* BEGIN Records supplied *
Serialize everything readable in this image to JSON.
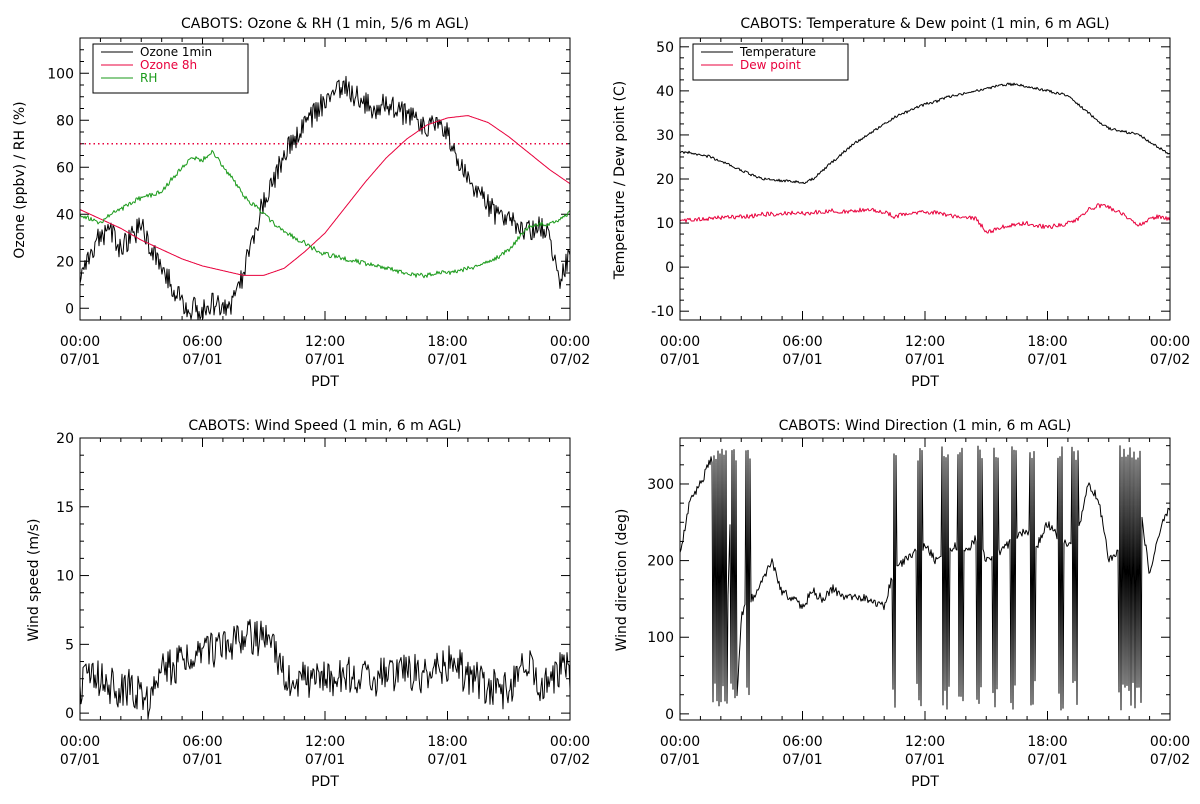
{
  "chart_data": [
    {
      "type": "line",
      "title": "CABOTS: Ozone & RH (1 min, 5/6 m AGL)",
      "xlabel": "PDT",
      "ylabel": "Ozone (ppbv) / RH (%)",
      "xlim": [
        0,
        24
      ],
      "ylim": [
        -5,
        115
      ],
      "yticks": [
        0,
        20,
        40,
        60,
        80,
        100
      ],
      "xticks": [
        0,
        6,
        12,
        18,
        24
      ],
      "xtick_labels": [
        [
          "00:00",
          "07/01"
        ],
        [
          "06:00",
          "07/01"
        ],
        [
          "12:00",
          "07/01"
        ],
        [
          "18:00",
          "07/01"
        ],
        [
          "00:00",
          "07/02"
        ]
      ],
      "grid": false,
      "legend_position": "top-left",
      "reference_lines": [
        {
          "y": 70,
          "color": "#e8003c",
          "style": "dotted"
        }
      ],
      "series": [
        {
          "name": "Ozone 1min",
          "color": "#000000",
          "noise": 5,
          "x": [
            0,
            0.5,
            1,
            1.5,
            2,
            2.5,
            3,
            3.5,
            4,
            4.5,
            5,
            5.5,
            6,
            6.5,
            7,
            7.5,
            8,
            8.5,
            9,
            9.5,
            10,
            10.5,
            11,
            11.5,
            12,
            12.5,
            13,
            13.5,
            14,
            14.5,
            15,
            15.5,
            16,
            16.5,
            17,
            17.5,
            18,
            18.5,
            19,
            19.5,
            20,
            20.5,
            21,
            21.5,
            22,
            22.5,
            23,
            23.5,
            24
          ],
          "y": [
            12,
            25,
            30,
            34,
            25,
            30,
            35,
            25,
            18,
            10,
            2,
            0,
            0,
            2,
            0,
            3,
            15,
            32,
            45,
            55,
            65,
            72,
            77,
            83,
            88,
            93,
            95,
            90,
            87,
            85,
            88,
            84,
            82,
            80,
            78,
            77,
            75,
            62,
            56,
            50,
            44,
            38,
            40,
            35,
            33,
            35,
            30,
            12,
            22
          ]
        },
        {
          "name": "Ozone 8h",
          "color": "#e8003c",
          "noise": 0,
          "x": [
            0,
            1,
            2,
            3,
            4,
            5,
            6,
            7,
            8,
            9,
            10,
            11,
            12,
            13,
            14,
            15,
            16,
            17,
            18,
            19,
            20,
            21,
            22,
            23,
            24
          ],
          "y": [
            42,
            38,
            34,
            29,
            25,
            21,
            18,
            16,
            14,
            14,
            17,
            24,
            32,
            43,
            54,
            64,
            72,
            78,
            81,
            82,
            79,
            73,
            66,
            59,
            53
          ]
        },
        {
          "name": "RH",
          "color": "#1a9a1a",
          "noise": 1,
          "x": [
            0,
            0.5,
            1,
            1.5,
            2,
            2.5,
            3,
            3.5,
            4,
            4.5,
            5,
            5.5,
            6,
            6.5,
            7,
            7.5,
            8,
            8.5,
            9,
            9.5,
            10,
            10.5,
            11,
            11.5,
            12,
            12.5,
            13,
            13.5,
            14,
            14.5,
            15,
            15.5,
            16,
            16.5,
            17,
            17.5,
            18,
            18.5,
            19,
            19.5,
            20,
            20.5,
            21,
            21.5,
            22,
            22.5,
            23,
            23.5,
            24
          ],
          "y": [
            40,
            38,
            36,
            40,
            42,
            45,
            47,
            48,
            50,
            55,
            60,
            64,
            63,
            67,
            60,
            55,
            48,
            44,
            40,
            36,
            33,
            30,
            28,
            25,
            23,
            22,
            21,
            20,
            19,
            18,
            17,
            16,
            15,
            14,
            14,
            15,
            15,
            16,
            17,
            18,
            20,
            22,
            25,
            30,
            35,
            36,
            36,
            38,
            41
          ]
        }
      ]
    },
    {
      "type": "line",
      "title": "CABOTS: Temperature & Dew point (1 min, 6 m AGL)",
      "xlabel": "PDT",
      "ylabel": "Temperature / Dew point (C)",
      "xlim": [
        0,
        24
      ],
      "ylim": [
        -12,
        52
      ],
      "yticks": [
        -10,
        0,
        10,
        20,
        30,
        40,
        50
      ],
      "xticks": [
        0,
        6,
        12,
        18,
        24
      ],
      "xtick_labels": [
        [
          "00:00",
          "07/01"
        ],
        [
          "06:00",
          "07/01"
        ],
        [
          "12:00",
          "07/01"
        ],
        [
          "18:00",
          "07/01"
        ],
        [
          "00:00",
          "07/02"
        ]
      ],
      "grid": false,
      "legend_position": "top-left",
      "reference_lines": [],
      "series": [
        {
          "name": "Temperature",
          "color": "#000000",
          "noise": 0.3,
          "x": [
            0,
            0.5,
            1,
            1.5,
            2,
            2.5,
            3,
            3.5,
            4,
            4.5,
            5,
            5.5,
            6,
            6.5,
            7,
            7.5,
            8,
            8.5,
            9,
            9.5,
            10,
            10.5,
            11,
            11.5,
            12,
            12.5,
            13,
            13.5,
            14,
            14.5,
            15,
            15.5,
            16,
            16.5,
            17,
            17.5,
            18,
            18.5,
            19,
            19.5,
            20,
            20.5,
            21,
            21.5,
            22,
            22.5,
            23,
            23.5,
            24
          ],
          "y": [
            26,
            26,
            25.5,
            25,
            24,
            23,
            22,
            21,
            20,
            20,
            19.5,
            19.5,
            19,
            20,
            22,
            24,
            26,
            28,
            29.5,
            31,
            32.5,
            34,
            35,
            36,
            37,
            37.5,
            38.5,
            39,
            39.5,
            40,
            40.5,
            41,
            41.5,
            41.5,
            41,
            40.5,
            40,
            39.5,
            39,
            37,
            35,
            33,
            31.5,
            31,
            30.5,
            30,
            28.5,
            27,
            25.5
          ]
        },
        {
          "name": "Dew point",
          "color": "#e8003c",
          "noise": 0.5,
          "x": [
            0,
            0.5,
            1,
            1.5,
            2,
            2.5,
            3,
            3.5,
            4,
            4.5,
            5,
            5.5,
            6,
            6.5,
            7,
            7.5,
            8,
            8.5,
            9,
            9.5,
            10,
            10.5,
            11,
            11.5,
            12,
            12.5,
            13,
            13.5,
            14,
            14.5,
            15,
            15.5,
            16,
            16.5,
            17,
            17.5,
            18,
            18.5,
            19,
            19.5,
            20,
            20.5,
            21,
            21.5,
            22,
            22.5,
            23,
            23.5,
            24
          ],
          "y": [
            10.5,
            10.8,
            11,
            11,
            11.2,
            11.3,
            11.5,
            11.6,
            12,
            12,
            12.2,
            12.3,
            12.2,
            12.4,
            12.5,
            12.8,
            12.5,
            12.8,
            13,
            13,
            12.5,
            11.5,
            12,
            12.5,
            12.5,
            12.5,
            12,
            11.5,
            11.5,
            11,
            8,
            8.5,
            9.5,
            9.5,
            10,
            9.5,
            9,
            9.5,
            10,
            11,
            13,
            14,
            13.5,
            12.5,
            11,
            9.5,
            11,
            11.5,
            11
          ]
        }
      ]
    },
    {
      "type": "line",
      "title": "CABOTS: Wind Speed (1 min, 6 m AGL)",
      "xlabel": "PDT",
      "ylabel": "Wind speed (m/s)",
      "xlim": [
        0,
        24
      ],
      "ylim": [
        -0.5,
        20
      ],
      "yticks": [
        0,
        5,
        10,
        15,
        20
      ],
      "xticks": [
        0,
        6,
        12,
        18,
        24
      ],
      "xtick_labels": [
        [
          "00:00",
          "07/01"
        ],
        [
          "06:00",
          "07/01"
        ],
        [
          "12:00",
          "07/01"
        ],
        [
          "18:00",
          "07/01"
        ],
        [
          "00:00",
          "07/02"
        ]
      ],
      "grid": false,
      "legend_position": "none",
      "reference_lines": [],
      "series": [
        {
          "name": "",
          "color": "#000000",
          "noise": 1.4,
          "x": [
            0,
            0.5,
            1,
            1.5,
            2,
            2.5,
            3,
            3.5,
            4,
            4.5,
            5,
            5.5,
            6,
            6.5,
            7,
            7.5,
            8,
            8.5,
            9,
            9.5,
            10,
            10.5,
            11,
            11.5,
            12,
            12.5,
            13,
            13.5,
            14,
            14.5,
            15,
            15.5,
            16,
            16.5,
            17,
            17.5,
            18,
            18.5,
            19,
            19.5,
            20,
            20.5,
            21,
            21.5,
            22,
            22.5,
            23,
            23.5,
            24
          ],
          "y": [
            2,
            2.5,
            2.5,
            2,
            1.5,
            2,
            1,
            0.8,
            3,
            3.5,
            3.5,
            4,
            4.5,
            4.5,
            5,
            5,
            5.5,
            5.5,
            5.5,
            5,
            2.5,
            2.5,
            2.5,
            2.5,
            2.5,
            2.5,
            3,
            2.5,
            2.5,
            2.5,
            3,
            2.5,
            3,
            3,
            2.5,
            3,
            3.5,
            3.5,
            2.5,
            2.5,
            1.8,
            1.8,
            1.5,
            3,
            3.5,
            2,
            2.5,
            3,
            3
          ]
        }
      ]
    },
    {
      "type": "line",
      "title": "CABOTS: Wind Direction (1 min, 6 m AGL)",
      "xlabel": "PDT",
      "ylabel": "Wind direction (deg)",
      "xlim": [
        0,
        24
      ],
      "ylim": [
        -8,
        360
      ],
      "yticks": [
        0,
        100,
        200,
        300
      ],
      "xticks": [
        0,
        6,
        12,
        18,
        24
      ],
      "xtick_labels": [
        [
          "00:00",
          "07/01"
        ],
        [
          "06:00",
          "07/01"
        ],
        [
          "12:00",
          "07/01"
        ],
        [
          "18:00",
          "07/01"
        ],
        [
          "00:00",
          "07/02"
        ]
      ],
      "grid": false,
      "legend_position": "none",
      "reference_lines": [],
      "series": [
        {
          "name": "",
          "color": "#000000",
          "noise": 6,
          "x": [
            0,
            0.5,
            1,
            1.5,
            2,
            2.2,
            2.5,
            2.8,
            3,
            3.5,
            4,
            4.5,
            5,
            5.5,
            6,
            6.5,
            7,
            7.5,
            8,
            8.5,
            9,
            9.5,
            10,
            10.5,
            11,
            11.5,
            12,
            12.5,
            13,
            13.5,
            14,
            14.5,
            15,
            15.5,
            16,
            16.5,
            17,
            17.5,
            18,
            18.5,
            19,
            19.5,
            20,
            20.5,
            21,
            21.5,
            22,
            22.2,
            22.5,
            23,
            23.5,
            24
          ],
          "y": [
            210,
            280,
            300,
            330,
            320,
            10,
            300,
            20,
            130,
            150,
            170,
            200,
            160,
            150,
            140,
            160,
            150,
            165,
            150,
            155,
            150,
            145,
            140,
            190,
            200,
            210,
            220,
            200,
            210,
            220,
            210,
            230,
            200,
            210,
            220,
            230,
            240,
            220,
            250,
            230,
            220,
            240,
            300,
            280,
            200,
            210,
            230,
            10,
            280,
            180,
            240,
            270
          ],
          "spikes": [
            [
              1.6,
              2.35
            ],
            [
              2.45,
              2.75
            ],
            [
              3.2,
              3.45
            ],
            [
              10.4,
              10.6
            ],
            [
              11.6,
              11.9
            ],
            [
              12.8,
              13.2
            ],
            [
              13.6,
              13.9
            ],
            [
              14.5,
              14.8
            ],
            [
              15.3,
              15.6
            ],
            [
              16.2,
              16.5
            ],
            [
              17.1,
              17.4
            ],
            [
              18.5,
              18.8
            ],
            [
              19.2,
              19.5
            ],
            [
              21.5,
              22.6
            ]
          ]
        }
      ]
    }
  ]
}
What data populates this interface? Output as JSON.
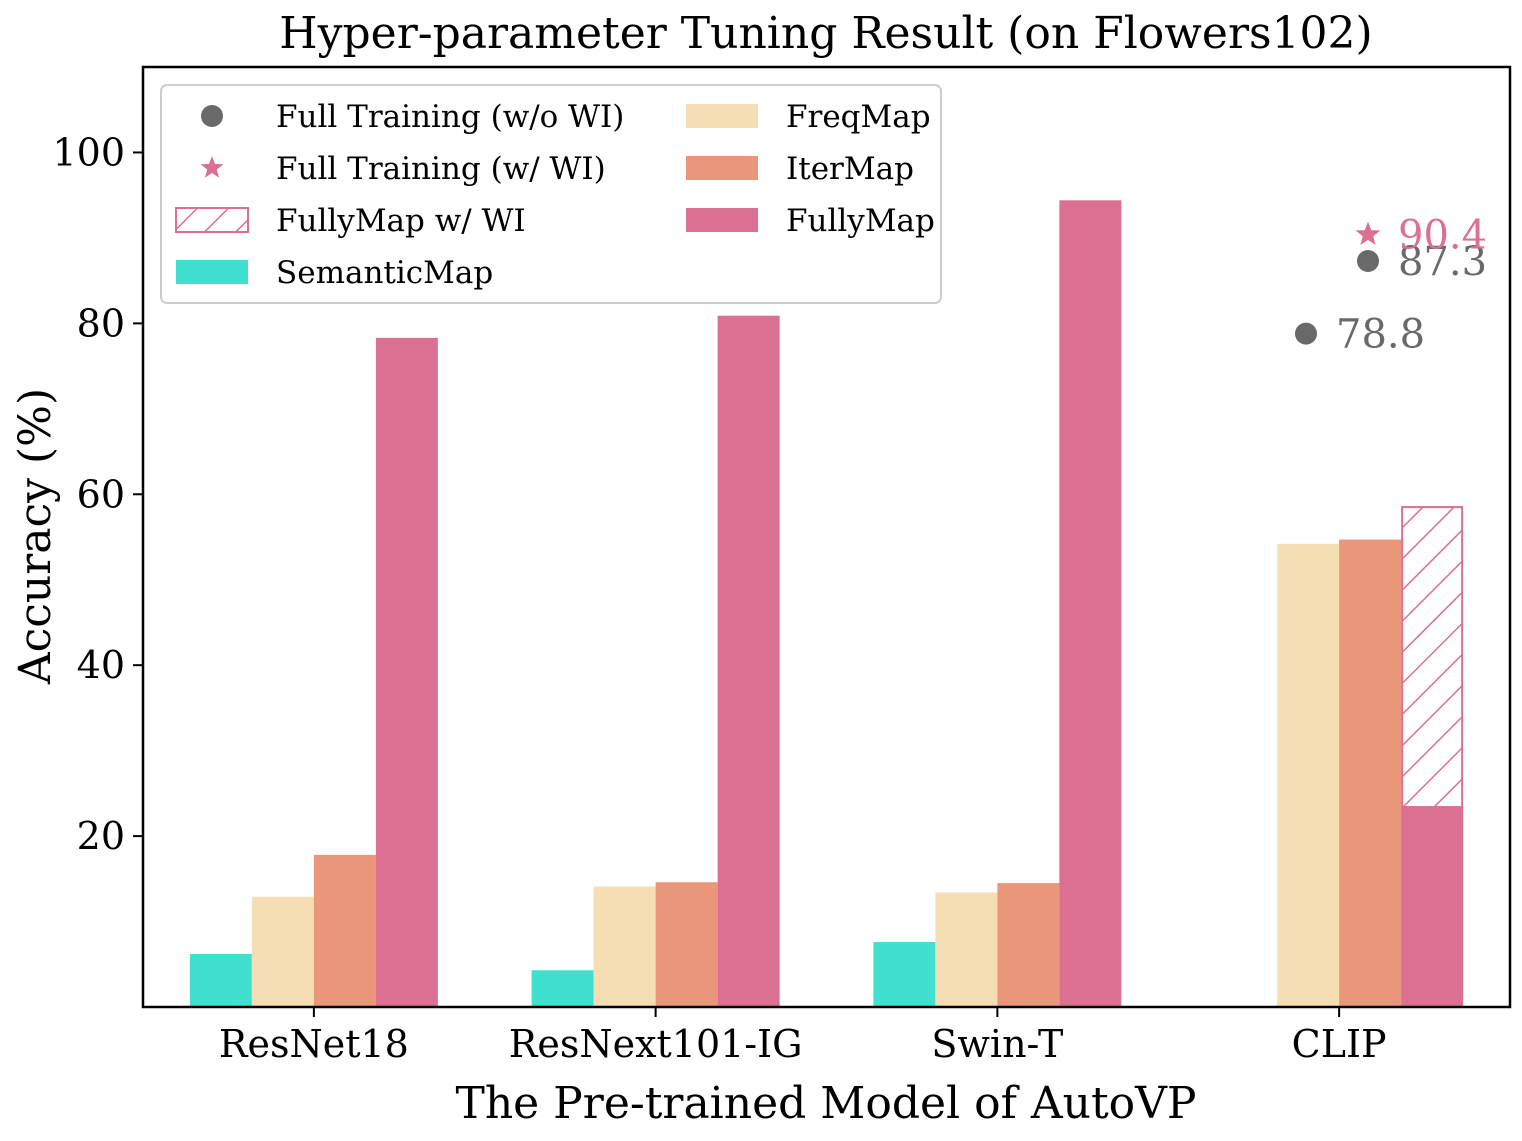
{
  "chart_data": {
    "type": "bar",
    "title": "Hyper-parameter Tuning Result (on Flowers102)",
    "xlabel": "The Pre-trained Model of AutoVP",
    "ylabel": "Accuracy (%)",
    "ylim": [
      0,
      110
    ],
    "yticks": [
      "20",
      "40",
      "60",
      "80",
      "100"
    ],
    "categories": [
      "ResNet18",
      "ResNext101-IG",
      "Swin-T",
      "CLIP"
    ],
    "series": [
      {
        "name": "SemanticMap",
        "color": "#40e0d0",
        "values": [
          6.2,
          4.3,
          7.6,
          null
        ]
      },
      {
        "name": "FreqMap",
        "color": "#f5deb3",
        "values": [
          12.9,
          14.1,
          13.4,
          54.2
        ]
      },
      {
        "name": "IterMap",
        "color": "#e9967a",
        "values": [
          17.8,
          14.6,
          14.5,
          54.7
        ]
      },
      {
        "name": "FullyMap",
        "color": "#db7093",
        "values": [
          78.3,
          80.9,
          94.4,
          23.4
        ]
      }
    ],
    "hatched_series": {
      "name": "FullyMap w/ WI",
      "category": "CLIP",
      "color": "#db7093",
      "value": 58.5
    },
    "points": [
      {
        "label": "Full Training (w/o WI)",
        "marker": "circle",
        "color": "#696969",
        "category": "CLIP",
        "value": 87.3,
        "text": "87.3"
      },
      {
        "label": "Full Training (w/o WI)",
        "marker": "circle",
        "color": "#696969",
        "category": "CLIP",
        "value": 78.8,
        "text": "78.8"
      },
      {
        "label": "Full Training (w/ WI)",
        "marker": "star",
        "color": "#db7093",
        "category": "CLIP",
        "value": 90.4,
        "text": "90.4"
      }
    ],
    "legend": {
      "position": "top-left",
      "items": [
        {
          "label": "Full Training (w/o WI)",
          "kind": "circle",
          "color": "#696969"
        },
        {
          "label": "Full Training (w/ WI)",
          "kind": "star",
          "color": "#db7093"
        },
        {
          "label": "FullyMap w/ WI",
          "kind": "hatch",
          "color": "#db7093"
        },
        {
          "label": "SemanticMap",
          "kind": "patch",
          "color": "#40e0d0"
        },
        {
          "label": "FreqMap",
          "kind": "patch",
          "color": "#f5deb3"
        },
        {
          "label": "IterMap",
          "kind": "patch",
          "color": "#e9967a"
        },
        {
          "label": "FullyMap",
          "kind": "patch",
          "color": "#db7093"
        }
      ]
    }
  }
}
* END Records supplied *
## Stated problem
Pick each line holding the word "Temperature" out of the listing.

## Solution to this problem
      "title": "CABOTS: Temperature & Dew point (1 min, 6 m AGL)",
      "ylabel": "Temperature / Dew point (C)",
          "name": "Temperature",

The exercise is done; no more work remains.